> _Given records_:

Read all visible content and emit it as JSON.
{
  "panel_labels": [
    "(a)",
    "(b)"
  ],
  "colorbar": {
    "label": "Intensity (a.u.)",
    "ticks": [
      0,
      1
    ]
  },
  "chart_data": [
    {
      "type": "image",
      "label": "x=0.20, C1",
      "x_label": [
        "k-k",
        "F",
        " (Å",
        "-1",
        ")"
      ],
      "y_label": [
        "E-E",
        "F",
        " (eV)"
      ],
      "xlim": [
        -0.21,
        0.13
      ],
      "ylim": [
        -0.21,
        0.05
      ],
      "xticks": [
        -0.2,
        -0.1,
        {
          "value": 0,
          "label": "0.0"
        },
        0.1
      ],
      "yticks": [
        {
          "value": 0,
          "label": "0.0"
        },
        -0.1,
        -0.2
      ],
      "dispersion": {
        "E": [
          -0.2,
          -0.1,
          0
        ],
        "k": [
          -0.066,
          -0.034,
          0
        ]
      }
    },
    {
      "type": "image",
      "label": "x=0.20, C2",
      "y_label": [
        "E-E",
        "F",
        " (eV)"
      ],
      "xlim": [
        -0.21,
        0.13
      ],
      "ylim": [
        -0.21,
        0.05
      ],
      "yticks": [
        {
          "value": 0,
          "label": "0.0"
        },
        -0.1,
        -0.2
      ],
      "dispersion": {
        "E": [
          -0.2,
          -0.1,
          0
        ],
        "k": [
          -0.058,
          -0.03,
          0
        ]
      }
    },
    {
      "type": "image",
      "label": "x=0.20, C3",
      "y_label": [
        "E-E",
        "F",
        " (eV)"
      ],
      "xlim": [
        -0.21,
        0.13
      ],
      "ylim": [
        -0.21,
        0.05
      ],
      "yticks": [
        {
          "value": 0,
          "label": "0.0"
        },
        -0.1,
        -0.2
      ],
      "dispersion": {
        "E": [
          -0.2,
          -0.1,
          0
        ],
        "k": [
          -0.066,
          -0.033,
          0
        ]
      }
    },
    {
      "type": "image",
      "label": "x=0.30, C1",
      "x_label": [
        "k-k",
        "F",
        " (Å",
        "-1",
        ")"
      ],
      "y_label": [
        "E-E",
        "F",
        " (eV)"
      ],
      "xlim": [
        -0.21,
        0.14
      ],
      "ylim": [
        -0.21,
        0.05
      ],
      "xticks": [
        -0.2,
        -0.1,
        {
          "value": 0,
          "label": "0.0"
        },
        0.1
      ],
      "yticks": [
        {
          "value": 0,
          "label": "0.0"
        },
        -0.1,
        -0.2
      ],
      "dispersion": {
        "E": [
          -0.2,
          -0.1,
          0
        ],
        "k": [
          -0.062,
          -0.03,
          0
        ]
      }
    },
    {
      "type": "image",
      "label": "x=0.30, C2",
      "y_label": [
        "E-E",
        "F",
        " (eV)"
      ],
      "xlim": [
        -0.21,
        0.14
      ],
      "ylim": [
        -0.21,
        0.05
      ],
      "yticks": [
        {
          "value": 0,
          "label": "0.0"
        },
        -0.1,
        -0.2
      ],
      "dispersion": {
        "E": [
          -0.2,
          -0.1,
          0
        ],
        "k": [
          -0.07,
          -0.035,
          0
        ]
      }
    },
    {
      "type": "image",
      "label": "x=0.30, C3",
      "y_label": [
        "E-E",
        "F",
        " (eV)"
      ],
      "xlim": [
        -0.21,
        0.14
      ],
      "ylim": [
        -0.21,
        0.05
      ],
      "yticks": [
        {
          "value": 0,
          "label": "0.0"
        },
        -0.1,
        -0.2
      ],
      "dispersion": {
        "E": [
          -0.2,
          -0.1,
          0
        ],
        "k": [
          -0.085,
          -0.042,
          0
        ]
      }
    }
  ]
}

> _Work to complete_:
Reproduce each record exactly as it appears.

> _Written response_:
Read all visible content and emit it as JSON.
{
  "panel_labels": [
    "(a)",
    "(b)"
  ],
  "colorbar": {
    "label": "Intensity (a.u.)",
    "ticks": [
      0,
      1
    ]
  },
  "chart_data": [
    {
      "type": "image",
      "label": "x=0.20, C1",
      "x_label": [
        "k-k",
        "F",
        " (Å",
        "-1",
        ")"
      ],
      "y_label": [
        "E-E",
        "F",
        " (eV)"
      ],
      "xlim": [
        -0.21,
        0.13
      ],
      "ylim": [
        -0.21,
        0.05
      ],
      "xticks": [
        -0.2,
        -0.1,
        {
          "value": 0,
          "label": "0.0"
        },
        0.1
      ],
      "yticks": [
        {
          "value": 0,
          "label": "0.0"
        },
        -0.1,
        -0.2
      ],
      "dispersion": {
        "E": [
          -0.2,
          -0.1,
          0
        ],
        "k": [
          -0.066,
          -0.034,
          0
        ]
      }
    },
    {
      "type": "image",
      "label": "x=0.20, C2",
      "y_label": [
        "E-E",
        "F",
        " (eV)"
      ],
      "xlim": [
        -0.21,
        0.13
      ],
      "ylim": [
        -0.21,
        0.05
      ],
      "yticks": [
        {
          "value": 0,
          "label": "0.0"
        },
        -0.1,
        -0.2
      ],
      "dispersion": {
        "E": [
          -0.2,
          -0.1,
          0
        ],
        "k": [
          -0.058,
          -0.03,
          0
        ]
      }
    },
    {
      "type": "image",
      "label": "x=0.20, C3",
      "y_label": [
        "E-E",
        "F",
        " (eV)"
      ],
      "xlim": [
        -0.21,
        0.13
      ],
      "ylim": [
        -0.21,
        0.05
      ],
      "yticks": [
        {
          "value": 0,
          "label": "0.0"
        },
        -0.1,
        -0.2
      ],
      "dispersion": {
        "E": [
          -0.2,
          -0.1,
          0
        ],
        "k": [
          -0.066,
          -0.033,
          0
        ]
      }
    },
    {
      "type": "image",
      "label": "x=0.30, C1",
      "x_label": [
        "k-k",
        "F",
        " (Å",
        "-1",
        ")"
      ],
      "y_label": [
        "E-E",
        "F",
        " (eV)"
      ],
      "xlim": [
        -0.21,
        0.14
      ],
      "ylim": [
        -0.21,
        0.05
      ],
      "xticks": [
        -0.2,
        -0.1,
        {
          "value": 0,
          "label": "0.0"
        },
        0.1
      ],
      "yticks": [
        {
          "value": 0,
          "label": "0.0"
        },
        -0.1,
        -0.2
      ],
      "dispersion": {
        "E": [
          -0.2,
          -0.1,
          0
        ],
        "k": [
          -0.062,
          -0.03,
          0
        ]
      }
    },
    {
      "type": "image",
      "label": "x=0.30, C2",
      "y_label": [
        "E-E",
        "F",
        " (eV)"
      ],
      "xlim": [
        -0.21,
        0.14
      ],
      "ylim": [
        -0.21,
        0.05
      ],
      "yticks": [
        {
          "value": 0,
          "label": "0.0"
        },
        -0.1,
        -0.2
      ],
      "dispersion": {
        "E": [
          -0.2,
          -0.1,
          0
        ],
        "k": [
          -0.07,
          -0.035,
          0
        ]
      }
    },
    {
      "type": "image",
      "label": "x=0.30, C3",
      "y_label": [
        "E-E",
        "F",
        " (eV)"
      ],
      "xlim": [
        -0.21,
        0.14
      ],
      "ylim": [
        -0.21,
        0.05
      ],
      "yticks": [
        {
          "value": 0,
          "label": "0.0"
        },
        -0.1,
        -0.2
      ],
      "dispersion": {
        "E": [
          -0.2,
          -0.1,
          0
        ],
        "k": [
          -0.085,
          -0.042,
          0
        ]
      }
    }
  ]
}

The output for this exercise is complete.